_DATA EXTRACTS_:
---
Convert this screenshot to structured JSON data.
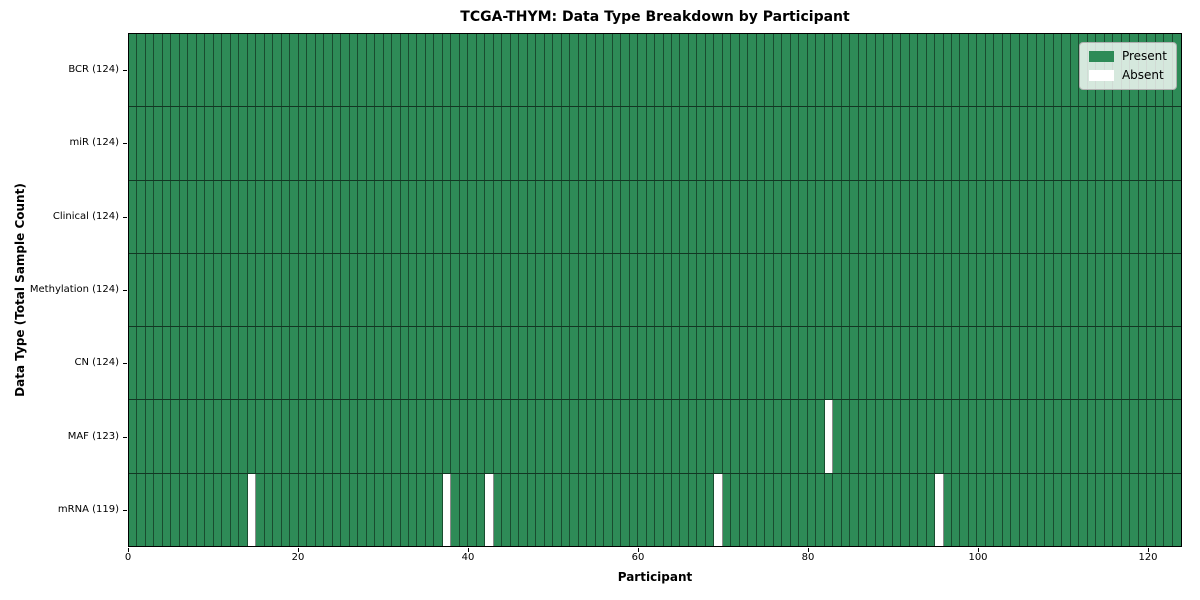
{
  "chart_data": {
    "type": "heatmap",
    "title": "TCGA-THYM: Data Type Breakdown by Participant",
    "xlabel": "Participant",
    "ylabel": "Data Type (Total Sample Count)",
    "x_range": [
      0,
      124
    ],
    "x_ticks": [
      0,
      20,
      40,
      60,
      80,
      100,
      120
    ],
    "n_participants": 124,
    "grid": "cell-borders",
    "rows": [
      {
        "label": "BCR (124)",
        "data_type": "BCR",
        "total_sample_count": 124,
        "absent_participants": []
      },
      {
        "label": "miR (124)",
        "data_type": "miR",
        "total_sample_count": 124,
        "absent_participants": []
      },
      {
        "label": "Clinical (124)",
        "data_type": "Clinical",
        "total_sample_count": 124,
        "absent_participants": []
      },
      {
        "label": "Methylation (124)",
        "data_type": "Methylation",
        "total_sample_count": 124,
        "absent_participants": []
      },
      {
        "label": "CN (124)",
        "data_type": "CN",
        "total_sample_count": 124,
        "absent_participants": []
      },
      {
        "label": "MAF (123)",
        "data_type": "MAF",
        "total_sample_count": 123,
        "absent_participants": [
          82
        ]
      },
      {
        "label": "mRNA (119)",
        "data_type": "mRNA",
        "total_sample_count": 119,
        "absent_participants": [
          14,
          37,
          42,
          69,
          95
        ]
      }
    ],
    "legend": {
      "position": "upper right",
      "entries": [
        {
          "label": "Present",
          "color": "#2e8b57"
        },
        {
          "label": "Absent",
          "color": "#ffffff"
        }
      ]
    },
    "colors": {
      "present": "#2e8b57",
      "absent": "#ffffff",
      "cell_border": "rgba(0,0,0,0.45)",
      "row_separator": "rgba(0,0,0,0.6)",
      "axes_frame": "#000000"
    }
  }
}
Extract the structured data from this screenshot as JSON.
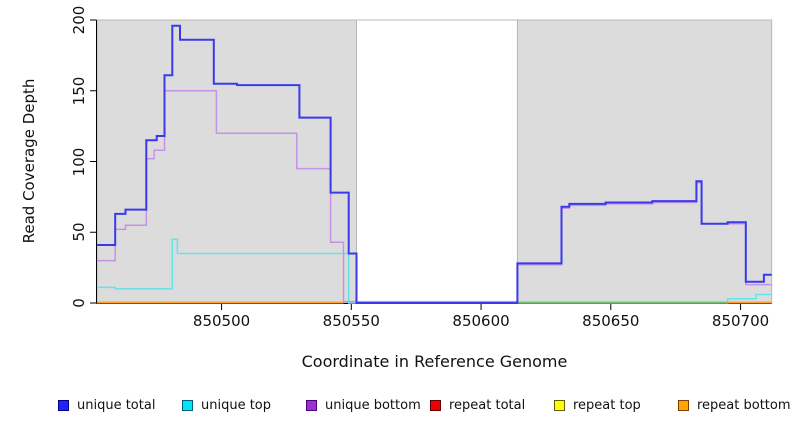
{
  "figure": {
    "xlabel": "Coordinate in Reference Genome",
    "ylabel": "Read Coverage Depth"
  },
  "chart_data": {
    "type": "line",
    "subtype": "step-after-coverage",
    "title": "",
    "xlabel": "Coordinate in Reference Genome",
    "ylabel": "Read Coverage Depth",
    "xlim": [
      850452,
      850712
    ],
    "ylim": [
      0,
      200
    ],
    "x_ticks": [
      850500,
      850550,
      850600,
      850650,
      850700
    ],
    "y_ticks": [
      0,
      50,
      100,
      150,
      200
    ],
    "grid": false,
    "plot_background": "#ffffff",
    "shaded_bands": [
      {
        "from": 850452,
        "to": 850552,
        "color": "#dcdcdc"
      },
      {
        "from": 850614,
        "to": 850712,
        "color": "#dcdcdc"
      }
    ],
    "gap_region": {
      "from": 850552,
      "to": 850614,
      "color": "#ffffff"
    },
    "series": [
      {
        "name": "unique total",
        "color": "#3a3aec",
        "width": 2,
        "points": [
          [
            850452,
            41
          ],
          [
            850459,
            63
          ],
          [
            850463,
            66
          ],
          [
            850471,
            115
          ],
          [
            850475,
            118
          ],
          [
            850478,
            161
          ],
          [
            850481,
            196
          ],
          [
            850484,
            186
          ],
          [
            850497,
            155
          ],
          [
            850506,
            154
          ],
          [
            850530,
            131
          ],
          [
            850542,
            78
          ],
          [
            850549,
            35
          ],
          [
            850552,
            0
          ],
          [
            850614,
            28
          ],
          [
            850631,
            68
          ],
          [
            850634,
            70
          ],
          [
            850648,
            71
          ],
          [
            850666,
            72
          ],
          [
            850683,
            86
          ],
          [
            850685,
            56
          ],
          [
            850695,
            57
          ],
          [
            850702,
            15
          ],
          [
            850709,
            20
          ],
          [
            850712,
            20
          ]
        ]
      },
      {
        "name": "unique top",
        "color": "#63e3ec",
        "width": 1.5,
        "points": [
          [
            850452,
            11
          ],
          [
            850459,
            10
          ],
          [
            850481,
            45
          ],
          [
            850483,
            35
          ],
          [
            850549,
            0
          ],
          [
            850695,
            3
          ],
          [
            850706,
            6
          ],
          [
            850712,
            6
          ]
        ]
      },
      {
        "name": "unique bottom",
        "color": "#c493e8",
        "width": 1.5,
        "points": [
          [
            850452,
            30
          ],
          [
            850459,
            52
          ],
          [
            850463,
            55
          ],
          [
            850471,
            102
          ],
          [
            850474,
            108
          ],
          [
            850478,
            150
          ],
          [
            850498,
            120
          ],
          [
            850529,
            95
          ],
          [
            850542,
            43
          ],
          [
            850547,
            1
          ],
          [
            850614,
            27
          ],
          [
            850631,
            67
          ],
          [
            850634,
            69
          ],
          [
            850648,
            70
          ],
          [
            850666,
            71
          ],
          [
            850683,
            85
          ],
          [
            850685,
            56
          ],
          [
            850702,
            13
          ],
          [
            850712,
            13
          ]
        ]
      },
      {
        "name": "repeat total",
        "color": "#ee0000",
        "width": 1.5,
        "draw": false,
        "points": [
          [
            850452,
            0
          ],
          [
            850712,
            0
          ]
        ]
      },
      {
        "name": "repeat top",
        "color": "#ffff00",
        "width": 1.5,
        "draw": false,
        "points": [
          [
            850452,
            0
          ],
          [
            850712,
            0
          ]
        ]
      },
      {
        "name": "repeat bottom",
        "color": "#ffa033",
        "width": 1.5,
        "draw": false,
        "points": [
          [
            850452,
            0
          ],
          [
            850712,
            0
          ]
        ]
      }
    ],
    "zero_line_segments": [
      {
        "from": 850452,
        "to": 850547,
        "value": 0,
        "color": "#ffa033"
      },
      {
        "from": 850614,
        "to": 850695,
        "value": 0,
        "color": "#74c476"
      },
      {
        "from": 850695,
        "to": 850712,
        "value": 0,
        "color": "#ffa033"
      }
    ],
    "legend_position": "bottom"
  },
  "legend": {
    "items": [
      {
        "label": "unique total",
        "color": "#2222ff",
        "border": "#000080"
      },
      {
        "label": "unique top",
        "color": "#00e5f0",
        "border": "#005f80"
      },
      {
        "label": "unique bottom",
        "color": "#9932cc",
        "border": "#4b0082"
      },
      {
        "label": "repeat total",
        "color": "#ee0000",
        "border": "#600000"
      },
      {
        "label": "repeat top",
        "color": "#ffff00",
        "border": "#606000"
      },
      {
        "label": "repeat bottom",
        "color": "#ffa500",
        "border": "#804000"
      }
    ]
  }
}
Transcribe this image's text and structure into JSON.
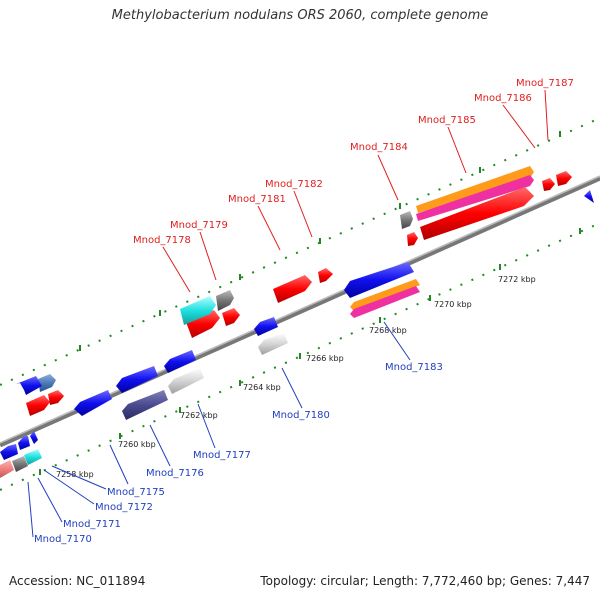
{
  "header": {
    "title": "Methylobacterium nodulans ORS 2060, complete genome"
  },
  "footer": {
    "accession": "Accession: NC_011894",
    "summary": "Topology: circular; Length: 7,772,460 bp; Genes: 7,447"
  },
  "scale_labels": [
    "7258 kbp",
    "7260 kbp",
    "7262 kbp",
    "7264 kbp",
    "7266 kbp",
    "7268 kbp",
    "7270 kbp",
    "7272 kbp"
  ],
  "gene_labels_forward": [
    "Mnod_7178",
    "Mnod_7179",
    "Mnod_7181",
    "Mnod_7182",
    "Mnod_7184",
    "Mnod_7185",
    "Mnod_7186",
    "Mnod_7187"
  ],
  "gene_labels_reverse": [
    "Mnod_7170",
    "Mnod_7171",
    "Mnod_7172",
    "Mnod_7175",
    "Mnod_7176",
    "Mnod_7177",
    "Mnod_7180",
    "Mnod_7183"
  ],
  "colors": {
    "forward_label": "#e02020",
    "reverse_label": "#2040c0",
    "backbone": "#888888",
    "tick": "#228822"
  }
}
---
_DIRECTIONS FOR THIS TASK_:
Would you return all lines from the preceding listing that contain the word "screenshot"?

_SOLUTION TO THIS TASK_:
Convert this screenshot to structured JSON data.
Extract the structured data from this screenshot as JSON.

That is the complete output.